EXERCISE PROMPT: Spot every line with the word "screenshot" and return it.

MATERIAL PROVIDED:
* * *

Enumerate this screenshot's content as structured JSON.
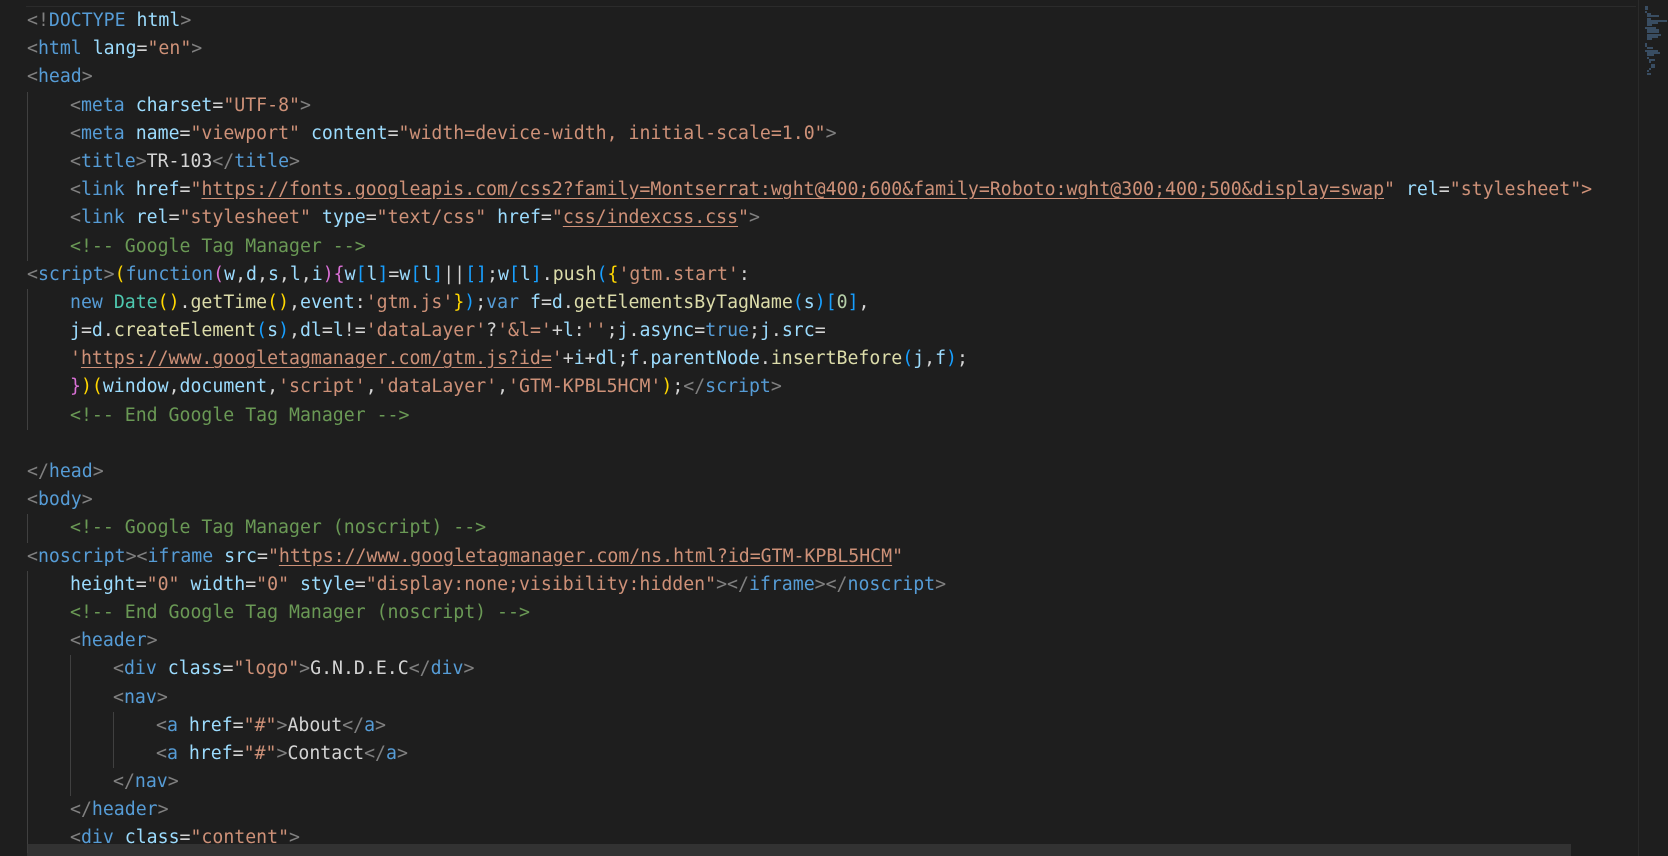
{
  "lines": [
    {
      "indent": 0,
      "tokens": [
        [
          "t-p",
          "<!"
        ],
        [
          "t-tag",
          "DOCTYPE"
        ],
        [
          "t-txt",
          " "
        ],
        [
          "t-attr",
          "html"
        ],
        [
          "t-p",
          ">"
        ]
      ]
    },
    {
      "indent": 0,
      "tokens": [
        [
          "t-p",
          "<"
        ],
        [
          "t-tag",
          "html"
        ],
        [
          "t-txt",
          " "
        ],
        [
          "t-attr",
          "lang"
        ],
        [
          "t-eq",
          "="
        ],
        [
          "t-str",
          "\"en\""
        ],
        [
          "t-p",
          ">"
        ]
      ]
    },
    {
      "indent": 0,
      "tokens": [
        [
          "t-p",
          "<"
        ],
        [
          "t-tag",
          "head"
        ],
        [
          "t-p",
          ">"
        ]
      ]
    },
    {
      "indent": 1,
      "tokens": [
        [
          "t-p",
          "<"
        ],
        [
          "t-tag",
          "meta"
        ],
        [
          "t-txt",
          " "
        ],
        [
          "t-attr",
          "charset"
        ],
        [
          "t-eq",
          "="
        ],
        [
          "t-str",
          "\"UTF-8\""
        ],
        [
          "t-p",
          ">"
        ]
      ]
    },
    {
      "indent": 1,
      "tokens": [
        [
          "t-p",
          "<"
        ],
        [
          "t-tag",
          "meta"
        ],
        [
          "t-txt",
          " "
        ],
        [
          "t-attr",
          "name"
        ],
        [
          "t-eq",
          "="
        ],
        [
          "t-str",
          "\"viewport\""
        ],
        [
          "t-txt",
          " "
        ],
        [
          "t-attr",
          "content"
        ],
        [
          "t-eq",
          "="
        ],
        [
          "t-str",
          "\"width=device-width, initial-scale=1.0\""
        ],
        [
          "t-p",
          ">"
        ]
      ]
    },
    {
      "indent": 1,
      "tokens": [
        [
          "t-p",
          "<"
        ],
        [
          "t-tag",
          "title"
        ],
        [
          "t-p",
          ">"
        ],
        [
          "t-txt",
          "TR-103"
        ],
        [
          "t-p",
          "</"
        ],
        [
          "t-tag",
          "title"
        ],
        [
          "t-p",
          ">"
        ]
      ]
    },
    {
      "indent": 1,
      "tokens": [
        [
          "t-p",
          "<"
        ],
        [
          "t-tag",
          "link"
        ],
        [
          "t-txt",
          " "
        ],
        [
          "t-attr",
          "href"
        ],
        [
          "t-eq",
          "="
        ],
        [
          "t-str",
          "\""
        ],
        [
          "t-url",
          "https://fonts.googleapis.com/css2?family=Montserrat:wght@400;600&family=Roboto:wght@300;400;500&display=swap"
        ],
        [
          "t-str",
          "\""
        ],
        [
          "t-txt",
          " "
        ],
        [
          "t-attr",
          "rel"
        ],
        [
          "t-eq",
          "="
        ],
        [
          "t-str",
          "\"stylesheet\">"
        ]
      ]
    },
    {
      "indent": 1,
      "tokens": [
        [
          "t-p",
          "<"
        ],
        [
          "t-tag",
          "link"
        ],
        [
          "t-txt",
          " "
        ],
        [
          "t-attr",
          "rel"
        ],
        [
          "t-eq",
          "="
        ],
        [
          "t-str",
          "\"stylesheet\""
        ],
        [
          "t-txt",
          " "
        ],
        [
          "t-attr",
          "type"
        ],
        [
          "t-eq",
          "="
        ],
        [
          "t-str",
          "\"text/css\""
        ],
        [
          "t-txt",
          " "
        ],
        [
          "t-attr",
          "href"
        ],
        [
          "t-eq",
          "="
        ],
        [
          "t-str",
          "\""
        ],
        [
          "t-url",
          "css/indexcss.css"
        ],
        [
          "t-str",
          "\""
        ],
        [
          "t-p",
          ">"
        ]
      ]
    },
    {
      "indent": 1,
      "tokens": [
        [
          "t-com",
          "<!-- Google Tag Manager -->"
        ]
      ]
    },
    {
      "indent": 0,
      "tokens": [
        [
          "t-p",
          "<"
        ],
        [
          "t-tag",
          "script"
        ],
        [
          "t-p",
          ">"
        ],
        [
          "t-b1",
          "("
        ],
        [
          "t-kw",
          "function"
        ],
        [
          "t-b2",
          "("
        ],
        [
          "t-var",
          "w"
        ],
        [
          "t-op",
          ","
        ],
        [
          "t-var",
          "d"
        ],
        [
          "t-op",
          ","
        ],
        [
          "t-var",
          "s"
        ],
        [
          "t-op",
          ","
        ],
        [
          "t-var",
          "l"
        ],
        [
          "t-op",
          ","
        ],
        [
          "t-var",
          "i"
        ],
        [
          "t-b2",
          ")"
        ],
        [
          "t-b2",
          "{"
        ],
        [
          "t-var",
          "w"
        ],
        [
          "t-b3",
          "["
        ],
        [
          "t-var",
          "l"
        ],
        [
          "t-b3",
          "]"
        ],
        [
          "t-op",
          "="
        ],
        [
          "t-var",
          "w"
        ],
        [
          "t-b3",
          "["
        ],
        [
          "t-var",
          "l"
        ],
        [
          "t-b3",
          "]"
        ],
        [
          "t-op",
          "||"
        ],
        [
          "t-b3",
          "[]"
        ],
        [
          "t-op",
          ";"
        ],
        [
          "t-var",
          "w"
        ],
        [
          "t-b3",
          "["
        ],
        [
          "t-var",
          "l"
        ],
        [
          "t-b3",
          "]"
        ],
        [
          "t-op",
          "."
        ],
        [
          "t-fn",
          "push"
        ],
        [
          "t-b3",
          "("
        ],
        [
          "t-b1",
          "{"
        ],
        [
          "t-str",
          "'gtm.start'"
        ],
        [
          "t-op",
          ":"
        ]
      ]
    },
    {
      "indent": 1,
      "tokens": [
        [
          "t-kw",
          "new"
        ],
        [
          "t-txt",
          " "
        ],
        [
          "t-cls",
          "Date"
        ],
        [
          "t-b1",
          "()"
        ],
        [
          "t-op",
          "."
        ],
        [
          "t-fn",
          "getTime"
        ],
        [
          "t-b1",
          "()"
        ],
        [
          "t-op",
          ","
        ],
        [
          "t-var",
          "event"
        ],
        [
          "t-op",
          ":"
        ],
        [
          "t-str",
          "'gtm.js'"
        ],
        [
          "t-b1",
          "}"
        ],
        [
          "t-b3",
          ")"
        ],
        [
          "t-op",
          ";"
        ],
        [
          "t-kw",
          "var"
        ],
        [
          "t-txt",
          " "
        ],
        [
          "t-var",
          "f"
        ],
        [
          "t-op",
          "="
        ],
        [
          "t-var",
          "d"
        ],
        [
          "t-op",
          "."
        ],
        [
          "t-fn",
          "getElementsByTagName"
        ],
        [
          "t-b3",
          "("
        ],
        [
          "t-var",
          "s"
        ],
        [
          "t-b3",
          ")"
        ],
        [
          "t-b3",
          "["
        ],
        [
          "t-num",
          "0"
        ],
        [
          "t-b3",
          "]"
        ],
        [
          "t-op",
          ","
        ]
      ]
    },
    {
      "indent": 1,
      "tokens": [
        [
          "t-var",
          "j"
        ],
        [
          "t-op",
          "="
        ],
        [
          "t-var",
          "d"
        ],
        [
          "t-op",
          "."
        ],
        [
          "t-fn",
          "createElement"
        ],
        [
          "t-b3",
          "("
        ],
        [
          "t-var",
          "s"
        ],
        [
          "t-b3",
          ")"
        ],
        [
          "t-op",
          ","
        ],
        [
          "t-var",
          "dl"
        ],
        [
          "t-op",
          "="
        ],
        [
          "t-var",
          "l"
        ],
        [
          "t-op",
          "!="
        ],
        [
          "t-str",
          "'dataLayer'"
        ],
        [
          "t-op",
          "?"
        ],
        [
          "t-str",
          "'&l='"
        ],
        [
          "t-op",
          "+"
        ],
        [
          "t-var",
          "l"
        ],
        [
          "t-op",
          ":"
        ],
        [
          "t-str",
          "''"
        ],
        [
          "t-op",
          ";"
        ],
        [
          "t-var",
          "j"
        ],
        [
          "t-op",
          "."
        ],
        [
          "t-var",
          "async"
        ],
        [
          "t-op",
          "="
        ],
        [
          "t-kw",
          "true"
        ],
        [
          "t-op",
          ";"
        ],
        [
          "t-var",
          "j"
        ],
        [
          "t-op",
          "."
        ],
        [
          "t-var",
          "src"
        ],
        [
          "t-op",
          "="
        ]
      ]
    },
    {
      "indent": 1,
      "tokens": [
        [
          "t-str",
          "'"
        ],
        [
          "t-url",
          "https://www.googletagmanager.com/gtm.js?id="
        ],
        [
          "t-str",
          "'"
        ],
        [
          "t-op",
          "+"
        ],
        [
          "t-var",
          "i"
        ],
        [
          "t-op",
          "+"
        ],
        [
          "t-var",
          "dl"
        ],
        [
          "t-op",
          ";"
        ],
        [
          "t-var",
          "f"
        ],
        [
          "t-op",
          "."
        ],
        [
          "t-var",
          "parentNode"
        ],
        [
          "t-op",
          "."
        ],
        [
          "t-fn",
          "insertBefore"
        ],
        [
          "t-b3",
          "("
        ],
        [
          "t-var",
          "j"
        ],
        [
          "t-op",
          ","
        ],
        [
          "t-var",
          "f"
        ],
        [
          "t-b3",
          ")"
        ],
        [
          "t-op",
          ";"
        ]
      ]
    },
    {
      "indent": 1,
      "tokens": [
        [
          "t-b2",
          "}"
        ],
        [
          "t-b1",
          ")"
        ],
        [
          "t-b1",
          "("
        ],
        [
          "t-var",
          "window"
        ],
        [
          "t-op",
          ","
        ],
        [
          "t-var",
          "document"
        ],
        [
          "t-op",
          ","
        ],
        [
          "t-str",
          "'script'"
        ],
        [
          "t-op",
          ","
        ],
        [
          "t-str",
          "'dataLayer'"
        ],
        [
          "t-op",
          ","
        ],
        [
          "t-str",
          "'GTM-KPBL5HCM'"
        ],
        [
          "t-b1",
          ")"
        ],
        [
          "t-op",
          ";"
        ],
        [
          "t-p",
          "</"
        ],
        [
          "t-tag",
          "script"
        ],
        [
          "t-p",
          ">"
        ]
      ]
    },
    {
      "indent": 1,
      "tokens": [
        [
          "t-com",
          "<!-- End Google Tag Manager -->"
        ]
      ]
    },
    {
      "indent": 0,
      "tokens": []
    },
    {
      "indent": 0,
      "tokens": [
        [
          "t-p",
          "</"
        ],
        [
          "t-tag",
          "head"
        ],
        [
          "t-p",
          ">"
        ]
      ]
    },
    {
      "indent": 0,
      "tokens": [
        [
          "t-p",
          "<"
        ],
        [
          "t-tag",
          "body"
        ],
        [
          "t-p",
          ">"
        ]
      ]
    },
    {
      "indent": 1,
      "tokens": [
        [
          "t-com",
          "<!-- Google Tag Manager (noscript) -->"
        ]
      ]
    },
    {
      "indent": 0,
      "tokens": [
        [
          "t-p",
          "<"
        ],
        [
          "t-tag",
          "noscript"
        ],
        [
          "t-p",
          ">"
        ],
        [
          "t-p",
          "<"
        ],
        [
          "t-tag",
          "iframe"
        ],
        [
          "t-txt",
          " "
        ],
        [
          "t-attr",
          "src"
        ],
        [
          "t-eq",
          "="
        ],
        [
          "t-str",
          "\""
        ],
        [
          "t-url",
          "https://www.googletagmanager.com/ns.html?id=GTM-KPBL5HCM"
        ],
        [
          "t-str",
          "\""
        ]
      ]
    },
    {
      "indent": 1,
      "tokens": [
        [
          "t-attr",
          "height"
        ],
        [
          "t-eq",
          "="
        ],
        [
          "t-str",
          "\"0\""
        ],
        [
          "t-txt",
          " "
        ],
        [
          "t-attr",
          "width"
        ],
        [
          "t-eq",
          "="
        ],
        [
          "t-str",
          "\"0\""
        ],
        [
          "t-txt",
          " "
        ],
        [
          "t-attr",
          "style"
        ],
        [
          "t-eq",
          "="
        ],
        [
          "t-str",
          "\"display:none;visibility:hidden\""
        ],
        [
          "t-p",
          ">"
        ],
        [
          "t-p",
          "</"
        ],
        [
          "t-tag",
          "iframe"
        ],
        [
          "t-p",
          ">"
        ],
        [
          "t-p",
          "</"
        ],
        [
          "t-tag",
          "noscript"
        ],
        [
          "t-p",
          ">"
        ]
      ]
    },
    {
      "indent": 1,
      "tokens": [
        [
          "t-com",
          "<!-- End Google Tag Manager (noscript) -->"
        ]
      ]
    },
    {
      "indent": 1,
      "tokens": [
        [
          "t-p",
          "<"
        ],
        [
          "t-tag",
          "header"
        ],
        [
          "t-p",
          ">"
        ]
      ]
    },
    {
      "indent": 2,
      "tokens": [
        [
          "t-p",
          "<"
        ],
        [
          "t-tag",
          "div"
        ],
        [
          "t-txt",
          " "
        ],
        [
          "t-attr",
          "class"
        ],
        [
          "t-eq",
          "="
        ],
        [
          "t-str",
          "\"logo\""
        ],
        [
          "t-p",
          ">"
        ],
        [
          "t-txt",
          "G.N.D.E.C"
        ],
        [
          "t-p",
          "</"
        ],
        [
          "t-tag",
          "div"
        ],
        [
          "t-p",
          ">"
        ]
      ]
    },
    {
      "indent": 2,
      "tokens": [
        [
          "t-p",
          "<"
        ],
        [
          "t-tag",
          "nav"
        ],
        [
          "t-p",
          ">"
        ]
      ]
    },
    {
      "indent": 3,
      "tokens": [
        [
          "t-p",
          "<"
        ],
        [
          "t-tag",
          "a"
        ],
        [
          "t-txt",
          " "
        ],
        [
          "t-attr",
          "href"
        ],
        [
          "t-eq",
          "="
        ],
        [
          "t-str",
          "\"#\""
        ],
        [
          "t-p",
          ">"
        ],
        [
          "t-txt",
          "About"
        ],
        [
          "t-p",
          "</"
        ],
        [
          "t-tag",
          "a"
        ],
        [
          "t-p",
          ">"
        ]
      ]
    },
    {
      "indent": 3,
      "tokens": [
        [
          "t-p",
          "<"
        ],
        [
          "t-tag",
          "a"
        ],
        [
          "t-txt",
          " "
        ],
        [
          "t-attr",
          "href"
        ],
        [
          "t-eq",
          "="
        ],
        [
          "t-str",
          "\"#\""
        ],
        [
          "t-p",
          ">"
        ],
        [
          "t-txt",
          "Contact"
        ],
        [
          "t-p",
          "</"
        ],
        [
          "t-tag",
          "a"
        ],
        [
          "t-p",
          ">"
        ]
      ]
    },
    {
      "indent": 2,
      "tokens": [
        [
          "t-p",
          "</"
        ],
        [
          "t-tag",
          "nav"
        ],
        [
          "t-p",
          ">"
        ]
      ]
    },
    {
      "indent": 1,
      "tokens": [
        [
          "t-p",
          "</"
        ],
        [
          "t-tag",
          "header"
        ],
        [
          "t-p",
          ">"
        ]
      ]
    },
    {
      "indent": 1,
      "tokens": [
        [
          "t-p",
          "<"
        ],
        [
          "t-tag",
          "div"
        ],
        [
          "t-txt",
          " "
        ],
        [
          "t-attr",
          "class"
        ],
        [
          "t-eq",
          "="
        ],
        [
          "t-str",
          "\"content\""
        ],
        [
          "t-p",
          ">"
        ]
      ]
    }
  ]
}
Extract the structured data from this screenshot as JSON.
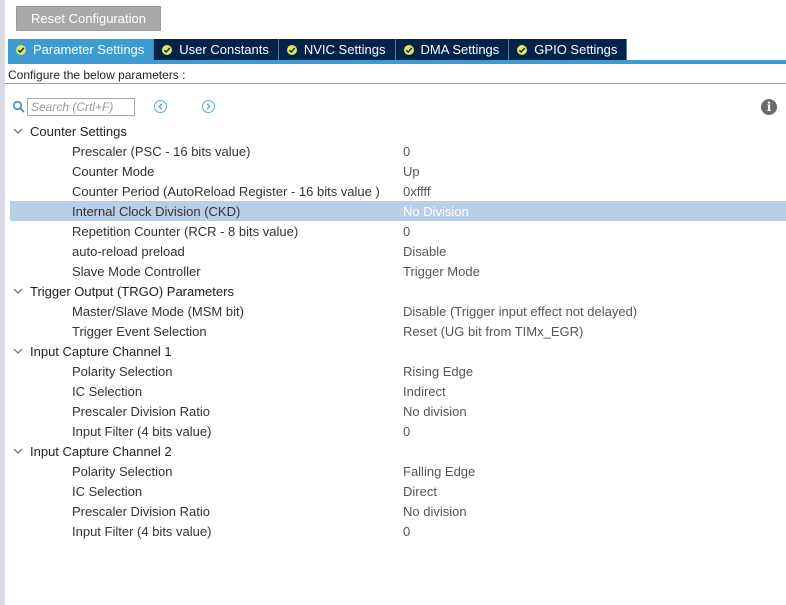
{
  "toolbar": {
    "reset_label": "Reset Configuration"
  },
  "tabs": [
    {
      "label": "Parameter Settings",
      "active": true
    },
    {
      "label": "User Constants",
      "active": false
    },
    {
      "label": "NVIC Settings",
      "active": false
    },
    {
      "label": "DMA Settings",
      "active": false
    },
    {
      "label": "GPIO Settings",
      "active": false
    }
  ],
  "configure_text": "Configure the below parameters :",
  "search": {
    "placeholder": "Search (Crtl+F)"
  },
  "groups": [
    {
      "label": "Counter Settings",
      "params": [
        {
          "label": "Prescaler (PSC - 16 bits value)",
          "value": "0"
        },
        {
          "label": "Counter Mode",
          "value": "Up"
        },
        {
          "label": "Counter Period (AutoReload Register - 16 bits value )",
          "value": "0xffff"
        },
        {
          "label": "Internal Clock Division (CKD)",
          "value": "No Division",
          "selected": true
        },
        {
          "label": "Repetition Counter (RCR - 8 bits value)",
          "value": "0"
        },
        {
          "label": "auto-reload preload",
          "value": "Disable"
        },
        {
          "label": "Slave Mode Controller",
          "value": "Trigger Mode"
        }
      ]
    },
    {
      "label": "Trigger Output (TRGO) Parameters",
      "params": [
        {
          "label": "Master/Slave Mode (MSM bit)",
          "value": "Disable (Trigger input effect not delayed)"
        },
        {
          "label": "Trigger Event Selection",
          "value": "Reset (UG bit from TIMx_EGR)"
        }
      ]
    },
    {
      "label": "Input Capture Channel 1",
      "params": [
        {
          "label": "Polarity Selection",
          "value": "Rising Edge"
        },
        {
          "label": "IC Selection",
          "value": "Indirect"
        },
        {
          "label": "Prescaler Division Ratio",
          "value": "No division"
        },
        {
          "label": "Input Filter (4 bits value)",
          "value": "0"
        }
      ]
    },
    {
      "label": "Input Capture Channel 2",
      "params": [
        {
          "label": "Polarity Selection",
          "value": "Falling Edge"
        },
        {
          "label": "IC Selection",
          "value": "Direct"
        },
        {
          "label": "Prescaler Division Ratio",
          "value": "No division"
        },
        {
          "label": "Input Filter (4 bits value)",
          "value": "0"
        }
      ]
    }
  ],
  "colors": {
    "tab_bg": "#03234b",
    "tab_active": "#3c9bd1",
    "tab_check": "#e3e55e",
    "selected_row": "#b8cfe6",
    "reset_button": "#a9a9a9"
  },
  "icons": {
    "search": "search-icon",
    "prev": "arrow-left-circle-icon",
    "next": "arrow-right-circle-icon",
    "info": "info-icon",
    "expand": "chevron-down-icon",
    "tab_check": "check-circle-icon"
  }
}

* * *

ANSWER IN FULL:
Enumerate this screenshot's content as structured JSON.
Extract the structured data from this screenshot as JSON.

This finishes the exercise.